Given instruction |
Write each line out exactly, leaving none out.

==============================

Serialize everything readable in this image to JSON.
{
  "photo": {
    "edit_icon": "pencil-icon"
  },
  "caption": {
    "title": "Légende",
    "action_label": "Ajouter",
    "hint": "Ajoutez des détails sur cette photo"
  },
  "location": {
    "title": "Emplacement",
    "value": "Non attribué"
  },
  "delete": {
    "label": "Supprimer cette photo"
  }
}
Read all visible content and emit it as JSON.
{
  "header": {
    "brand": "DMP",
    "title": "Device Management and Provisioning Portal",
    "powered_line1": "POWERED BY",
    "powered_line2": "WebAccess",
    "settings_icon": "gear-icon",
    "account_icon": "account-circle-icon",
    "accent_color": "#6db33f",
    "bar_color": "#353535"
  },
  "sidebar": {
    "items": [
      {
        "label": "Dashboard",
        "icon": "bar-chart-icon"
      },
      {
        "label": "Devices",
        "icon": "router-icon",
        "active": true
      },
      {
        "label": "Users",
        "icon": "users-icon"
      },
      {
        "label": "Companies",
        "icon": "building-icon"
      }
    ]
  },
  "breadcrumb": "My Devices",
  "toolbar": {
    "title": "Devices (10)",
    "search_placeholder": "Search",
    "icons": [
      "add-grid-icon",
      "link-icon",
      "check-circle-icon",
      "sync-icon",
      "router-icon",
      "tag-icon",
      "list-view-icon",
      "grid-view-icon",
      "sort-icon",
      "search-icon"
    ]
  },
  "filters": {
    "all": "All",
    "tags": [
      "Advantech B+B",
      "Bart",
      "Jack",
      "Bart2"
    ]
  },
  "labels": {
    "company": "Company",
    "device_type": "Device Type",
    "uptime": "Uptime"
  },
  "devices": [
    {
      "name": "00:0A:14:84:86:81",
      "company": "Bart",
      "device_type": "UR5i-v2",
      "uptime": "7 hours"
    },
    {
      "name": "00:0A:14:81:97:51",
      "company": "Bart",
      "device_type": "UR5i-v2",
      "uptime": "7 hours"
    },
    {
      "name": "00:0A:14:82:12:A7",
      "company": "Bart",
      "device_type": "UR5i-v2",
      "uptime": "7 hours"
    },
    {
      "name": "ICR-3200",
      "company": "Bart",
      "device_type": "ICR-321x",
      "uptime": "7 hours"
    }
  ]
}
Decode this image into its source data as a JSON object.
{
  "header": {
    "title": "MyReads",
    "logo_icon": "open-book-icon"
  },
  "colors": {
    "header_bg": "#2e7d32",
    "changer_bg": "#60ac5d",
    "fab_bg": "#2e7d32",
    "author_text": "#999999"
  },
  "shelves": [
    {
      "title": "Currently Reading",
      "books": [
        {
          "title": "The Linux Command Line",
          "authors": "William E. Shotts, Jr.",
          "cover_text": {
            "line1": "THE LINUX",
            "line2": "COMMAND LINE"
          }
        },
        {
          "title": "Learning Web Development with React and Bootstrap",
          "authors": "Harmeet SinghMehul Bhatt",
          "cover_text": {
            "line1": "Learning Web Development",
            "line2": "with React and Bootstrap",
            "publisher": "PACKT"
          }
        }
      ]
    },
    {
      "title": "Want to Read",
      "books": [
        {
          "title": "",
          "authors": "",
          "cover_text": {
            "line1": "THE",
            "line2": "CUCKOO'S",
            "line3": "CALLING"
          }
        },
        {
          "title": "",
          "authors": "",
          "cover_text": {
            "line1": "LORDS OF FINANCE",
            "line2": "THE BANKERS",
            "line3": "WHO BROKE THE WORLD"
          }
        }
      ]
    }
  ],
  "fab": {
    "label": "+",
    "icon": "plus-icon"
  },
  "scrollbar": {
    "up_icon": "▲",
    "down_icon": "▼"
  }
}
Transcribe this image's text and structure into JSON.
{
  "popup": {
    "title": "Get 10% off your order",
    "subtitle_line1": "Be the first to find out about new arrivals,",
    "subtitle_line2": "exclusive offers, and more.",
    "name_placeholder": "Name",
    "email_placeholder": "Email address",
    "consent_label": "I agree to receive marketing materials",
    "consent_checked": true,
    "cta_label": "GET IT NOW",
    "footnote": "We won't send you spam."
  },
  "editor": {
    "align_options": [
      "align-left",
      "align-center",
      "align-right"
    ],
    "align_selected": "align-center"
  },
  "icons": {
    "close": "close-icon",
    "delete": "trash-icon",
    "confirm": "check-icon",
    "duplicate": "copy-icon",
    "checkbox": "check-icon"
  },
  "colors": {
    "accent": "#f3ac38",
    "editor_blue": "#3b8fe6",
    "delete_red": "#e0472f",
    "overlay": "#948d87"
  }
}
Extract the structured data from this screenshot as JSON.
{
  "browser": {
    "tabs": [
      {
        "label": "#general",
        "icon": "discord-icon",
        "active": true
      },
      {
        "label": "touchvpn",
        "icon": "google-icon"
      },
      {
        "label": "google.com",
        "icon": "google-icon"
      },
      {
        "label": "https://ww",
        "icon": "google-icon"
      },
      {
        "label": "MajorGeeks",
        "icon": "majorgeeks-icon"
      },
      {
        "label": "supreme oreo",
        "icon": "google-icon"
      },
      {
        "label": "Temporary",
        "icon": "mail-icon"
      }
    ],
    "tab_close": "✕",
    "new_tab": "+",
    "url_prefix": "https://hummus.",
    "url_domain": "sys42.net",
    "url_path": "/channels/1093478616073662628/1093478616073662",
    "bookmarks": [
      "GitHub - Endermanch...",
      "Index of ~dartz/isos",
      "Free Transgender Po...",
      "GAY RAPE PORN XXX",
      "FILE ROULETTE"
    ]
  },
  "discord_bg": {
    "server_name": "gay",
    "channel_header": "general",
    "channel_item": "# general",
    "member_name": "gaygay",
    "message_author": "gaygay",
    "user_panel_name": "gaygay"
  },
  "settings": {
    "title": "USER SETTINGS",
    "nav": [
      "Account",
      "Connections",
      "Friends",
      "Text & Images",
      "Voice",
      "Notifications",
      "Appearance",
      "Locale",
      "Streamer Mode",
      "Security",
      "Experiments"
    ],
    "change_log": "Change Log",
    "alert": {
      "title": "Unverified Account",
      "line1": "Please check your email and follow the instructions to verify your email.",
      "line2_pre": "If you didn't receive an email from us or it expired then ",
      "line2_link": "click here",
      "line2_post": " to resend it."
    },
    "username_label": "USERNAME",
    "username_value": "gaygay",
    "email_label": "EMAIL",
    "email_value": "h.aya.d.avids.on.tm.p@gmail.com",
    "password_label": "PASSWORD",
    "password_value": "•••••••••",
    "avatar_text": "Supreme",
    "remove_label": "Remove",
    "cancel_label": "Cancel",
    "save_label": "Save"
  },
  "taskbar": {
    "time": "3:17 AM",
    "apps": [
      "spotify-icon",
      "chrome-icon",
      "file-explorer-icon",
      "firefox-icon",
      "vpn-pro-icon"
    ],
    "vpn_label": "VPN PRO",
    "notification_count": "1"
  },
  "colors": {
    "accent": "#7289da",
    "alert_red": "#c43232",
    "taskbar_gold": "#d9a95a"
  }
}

==============================

Exercise response |
Serialize everything readable in this image to JSON.
{
  "photo": {
    "edit_icon": "pencil-icon"
  },
  "caption": {
    "title": "Légende",
    "action_label": "Ajouter",
    "hint": "Ajoutez des détails sur cette photo"
  },
  "location": {
    "title": "Emplacement",
    "value": "Non attribué"
  },
  "delete": {
    "label": "Supprimer cette photo"
  }
}
Read all visible content and emit it as JSON.
{
  "header": {
    "brand": "DMP",
    "title": "Device Management and Provisioning Portal",
    "powered_line1": "POWERED BY",
    "powered_line2": "WebAccess",
    "settings_icon": "gear-icon",
    "account_icon": "account-circle-icon",
    "accent_color": "#6db33f",
    "bar_color": "#353535"
  },
  "sidebar": {
    "items": [
      {
        "label": "Dashboard",
        "icon": "bar-chart-icon"
      },
      {
        "label": "Devices",
        "icon": "router-icon",
        "active": true
      },
      {
        "label": "Users",
        "icon": "users-icon"
      },
      {
        "label": "Companies",
        "icon": "building-icon"
      }
    ]
  },
  "breadcrumb": "My Devices",
  "toolbar": {
    "title": "Devices (10)",
    "search_placeholder": "Search",
    "icons": [
      "add-grid-icon",
      "link-icon",
      "check-circle-icon",
      "sync-icon",
      "router-icon",
      "tag-icon",
      "list-view-icon",
      "grid-view-icon",
      "sort-icon",
      "search-icon"
    ]
  },
  "filters": {
    "all": "All",
    "tags": [
      "Advantech B+B",
      "Bart",
      "Jack",
      "Bart2"
    ]
  },
  "labels": {
    "company": "Company",
    "device_type": "Device Type",
    "uptime": "Uptime"
  },
  "devices": [
    {
      "name": "00:0A:14:84:86:81",
      "company": "Bart",
      "device_type": "UR5i-v2",
      "uptime": "7 hours"
    },
    {
      "name": "00:0A:14:81:97:51",
      "company": "Bart",
      "device_type": "UR5i-v2",
      "uptime": "7 hours"
    },
    {
      "name": "00:0A:14:82:12:A7",
      "company": "Bart",
      "device_type": "UR5i-v2",
      "uptime": "7 hours"
    },
    {
      "name": "ICR-3200",
      "company": "Bart",
      "device_type": "ICR-321x",
      "uptime": "7 hours"
    }
  ]
}
Decode this image into its source data as a JSON object.
{
  "header": {
    "title": "MyReads",
    "logo_icon": "open-book-icon"
  },
  "colors": {
    "header_bg": "#2e7d32",
    "changer_bg": "#60ac5d",
    "fab_bg": "#2e7d32",
    "author_text": "#999999"
  },
  "shelves": [
    {
      "title": "Currently Reading",
      "books": [
        {
          "title": "The Linux Command Line",
          "authors": "William E. Shotts, Jr.",
          "cover_text": {
            "line1": "THE LINUX",
            "line2": "COMMAND LINE"
          }
        },
        {
          "title": "Learning Web Development with React and Bootstrap",
          "authors": "Harmeet SinghMehul Bhatt",
          "cover_text": {
            "line1": "Learning Web Development",
            "line2": "with React and Bootstrap",
            "publisher": "PACKT"
          }
        }
      ]
    },
    {
      "title": "Want to Read",
      "books": [
        {
          "title": "",
          "authors": "",
          "cover_text": {
            "line1": "THE",
            "line2": "CUCKOO'S",
            "line3": "CALLING"
          }
        },
        {
          "title": "",
          "authors": "",
          "cover_text": {
            "line1": "LORDS OF FINANCE",
            "line2": "THE BANKERS",
            "line3": "WHO BROKE THE WORLD"
          }
        }
      ]
    }
  ],
  "fab": {
    "label": "+",
    "icon": "plus-icon"
  },
  "scrollbar": {
    "up_icon": "▲",
    "down_icon": "▼"
  }
}
Transcribe this image's text and structure into JSON.
{
  "popup": {
    "title": "Get 10% off your order",
    "subtitle_line1": "Be the first to find out about new arrivals,",
    "subtitle_line2": "exclusive offers, and more.",
    "name_placeholder": "Name",
    "email_placeholder": "Email address",
    "consent_label": "I agree to receive marketing materials",
    "consent_checked": true,
    "cta_label": "GET IT NOW",
    "footnote": "We won't send you spam."
  },
  "editor": {
    "align_options": [
      "align-left",
      "align-center",
      "align-right"
    ],
    "align_selected": "align-center"
  },
  "icons": {
    "close": "close-icon",
    "delete": "trash-icon",
    "confirm": "check-icon",
    "duplicate": "copy-icon",
    "checkbox": "check-icon"
  },
  "colors": {
    "accent": "#f3ac38",
    "editor_blue": "#3b8fe6",
    "delete_red": "#e0472f",
    "overlay": "#948d87"
  }
}
Extract the structured data from this screenshot as JSON.
{
  "browser": {
    "tabs": [
      {
        "label": "#general",
        "icon": "discord-icon",
        "active": true
      },
      {
        "label": "touchvpn",
        "icon": "google-icon"
      },
      {
        "label": "google.com",
        "icon": "google-icon"
      },
      {
        "label": "https://ww",
        "icon": "google-icon"
      },
      {
        "label": "MajorGeeks",
        "icon": "majorgeeks-icon"
      },
      {
        "label": "supreme oreo",
        "icon": "google-icon"
      },
      {
        "label": "Temporary",
        "icon": "mail-icon"
      }
    ],
    "tab_close": "✕",
    "new_tab": "+",
    "url_prefix": "https://hummus.",
    "url_domain": "sys42.net",
    "url_path": "/channels/1093478616073662628/1093478616073662",
    "bookmarks": [
      "GitHub - Endermanch...",
      "Index of ~dartz/isos",
      "Free Transgender Po...",
      "GAY RAPE PORN XXX",
      "FILE ROULETTE"
    ]
  },
  "discord_bg": {
    "server_name": "gay",
    "channel_header": "general",
    "channel_item": "# general",
    "member_name": "gaygay",
    "message_author": "gaygay",
    "user_panel_name": "gaygay"
  },
  "settings": {
    "title": "USER SETTINGS",
    "nav": [
      "Account",
      "Connections",
      "Friends",
      "Text & Images",
      "Voice",
      "Notifications",
      "Appearance",
      "Locale",
      "Streamer Mode",
      "Security",
      "Experiments"
    ],
    "change_log": "Change Log",
    "alert": {
      "title": "Unverified Account",
      "line1": "Please check your email and follow the instructions to verify your email.",
      "line2_pre": "If you didn't receive an email from us or it expired then ",
      "line2_link": "click here",
      "line2_post": " to resend it."
    },
    "username_label": "USERNAME",
    "username_value": "gaygay",
    "email_label": "EMAIL",
    "email_value": "h.aya.d.avids.on.tm.p@gmail.com",
    "password_label": "PASSWORD",
    "password_value": "•••••••••",
    "avatar_text": "Supreme",
    "remove_label": "Remove",
    "cancel_label": "Cancel",
    "save_label": "Save"
  },
  "taskbar": {
    "time": "3:17 AM",
    "apps": [
      "spotify-icon",
      "chrome-icon",
      "file-explorer-icon",
      "firefox-icon",
      "vpn-pro-icon"
    ],
    "vpn_label": "VPN PRO",
    "notification_count": "1"
  },
  "colors": {
    "accent": "#7289da",
    "alert_red": "#c43232",
    "taskbar_gold": "#d9a95a"
  }
}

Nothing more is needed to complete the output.